▶ **STATED EXERCISE**
Give the records back in full, exactly as they read.

------ MATERIAL ------

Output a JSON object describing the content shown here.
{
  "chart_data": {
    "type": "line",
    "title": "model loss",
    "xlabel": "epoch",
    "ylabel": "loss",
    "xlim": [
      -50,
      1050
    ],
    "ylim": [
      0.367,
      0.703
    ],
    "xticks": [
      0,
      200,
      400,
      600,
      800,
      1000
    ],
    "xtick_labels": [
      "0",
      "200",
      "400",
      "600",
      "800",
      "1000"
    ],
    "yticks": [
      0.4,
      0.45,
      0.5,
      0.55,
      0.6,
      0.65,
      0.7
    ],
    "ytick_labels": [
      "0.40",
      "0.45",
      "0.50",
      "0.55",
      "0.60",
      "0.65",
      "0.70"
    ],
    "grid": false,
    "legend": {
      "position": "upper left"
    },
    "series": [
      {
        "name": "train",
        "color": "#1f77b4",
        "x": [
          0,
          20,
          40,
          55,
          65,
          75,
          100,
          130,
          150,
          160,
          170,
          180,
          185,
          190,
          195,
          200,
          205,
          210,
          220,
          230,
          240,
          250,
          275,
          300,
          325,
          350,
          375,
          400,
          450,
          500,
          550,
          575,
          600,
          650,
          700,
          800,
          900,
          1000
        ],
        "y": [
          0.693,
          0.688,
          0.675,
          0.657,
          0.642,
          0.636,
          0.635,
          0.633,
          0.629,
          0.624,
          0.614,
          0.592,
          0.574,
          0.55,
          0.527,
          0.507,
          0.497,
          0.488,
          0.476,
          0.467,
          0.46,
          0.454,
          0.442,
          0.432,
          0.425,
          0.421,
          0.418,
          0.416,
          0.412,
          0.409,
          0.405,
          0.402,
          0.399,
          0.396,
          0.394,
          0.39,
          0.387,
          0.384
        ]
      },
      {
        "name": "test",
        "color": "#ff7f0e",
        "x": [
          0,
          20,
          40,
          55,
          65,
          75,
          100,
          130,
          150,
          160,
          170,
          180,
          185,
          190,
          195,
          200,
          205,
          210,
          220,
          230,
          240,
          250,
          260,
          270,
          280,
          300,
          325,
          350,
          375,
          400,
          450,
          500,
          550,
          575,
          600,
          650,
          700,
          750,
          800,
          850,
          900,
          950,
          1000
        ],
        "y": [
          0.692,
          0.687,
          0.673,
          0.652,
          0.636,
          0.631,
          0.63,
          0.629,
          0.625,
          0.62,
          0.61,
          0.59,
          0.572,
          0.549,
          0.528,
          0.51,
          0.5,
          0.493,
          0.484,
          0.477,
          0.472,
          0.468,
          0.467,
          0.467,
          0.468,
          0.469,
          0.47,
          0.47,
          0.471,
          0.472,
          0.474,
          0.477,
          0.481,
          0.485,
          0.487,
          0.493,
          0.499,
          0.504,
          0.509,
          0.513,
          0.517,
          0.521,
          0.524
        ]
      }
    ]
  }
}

------

▶ **WORKED ANSWER**
Output a JSON object describing the content shown here.
{
  "chart_data": {
    "type": "line",
    "title": "model loss",
    "xlabel": "epoch",
    "ylabel": "loss",
    "xlim": [
      -50,
      1050
    ],
    "ylim": [
      0.367,
      0.703
    ],
    "xticks": [
      0,
      200,
      400,
      600,
      800,
      1000
    ],
    "xtick_labels": [
      "0",
      "200",
      "400",
      "600",
      "800",
      "1000"
    ],
    "yticks": [
      0.4,
      0.45,
      0.5,
      0.55,
      0.6,
      0.65,
      0.7
    ],
    "ytick_labels": [
      "0.40",
      "0.45",
      "0.50",
      "0.55",
      "0.60",
      "0.65",
      "0.70"
    ],
    "grid": false,
    "legend": {
      "position": "upper left"
    },
    "series": [
      {
        "name": "train",
        "color": "#1f77b4",
        "x": [
          0,
          20,
          40,
          55,
          65,
          75,
          100,
          130,
          150,
          160,
          170,
          180,
          185,
          190,
          195,
          200,
          205,
          210,
          220,
          230,
          240,
          250,
          275,
          300,
          325,
          350,
          375,
          400,
          450,
          500,
          550,
          575,
          600,
          650,
          700,
          800,
          900,
          1000
        ],
        "y": [
          0.693,
          0.688,
          0.675,
          0.657,
          0.642,
          0.636,
          0.635,
          0.633,
          0.629,
          0.624,
          0.614,
          0.592,
          0.574,
          0.55,
          0.527,
          0.507,
          0.497,
          0.488,
          0.476,
          0.467,
          0.46,
          0.454,
          0.442,
          0.432,
          0.425,
          0.421,
          0.418,
          0.416,
          0.412,
          0.409,
          0.405,
          0.402,
          0.399,
          0.396,
          0.394,
          0.39,
          0.387,
          0.384
        ]
      },
      {
        "name": "test",
        "color": "#ff7f0e",
        "x": [
          0,
          20,
          40,
          55,
          65,
          75,
          100,
          130,
          150,
          160,
          170,
          180,
          185,
          190,
          195,
          200,
          205,
          210,
          220,
          230,
          240,
          250,
          260,
          270,
          280,
          300,
          325,
          350,
          375,
          400,
          450,
          500,
          550,
          575,
          600,
          650,
          700,
          750,
          800,
          850,
          900,
          950,
          1000
        ],
        "y": [
          0.692,
          0.687,
          0.673,
          0.652,
          0.636,
          0.631,
          0.63,
          0.629,
          0.625,
          0.62,
          0.61,
          0.59,
          0.572,
          0.549,
          0.528,
          0.51,
          0.5,
          0.493,
          0.484,
          0.477,
          0.472,
          0.468,
          0.467,
          0.467,
          0.468,
          0.469,
          0.47,
          0.47,
          0.471,
          0.472,
          0.474,
          0.477,
          0.481,
          0.485,
          0.487,
          0.493,
          0.499,
          0.504,
          0.509,
          0.513,
          0.517,
          0.521,
          0.524
        ]
      }
    ]
  }
}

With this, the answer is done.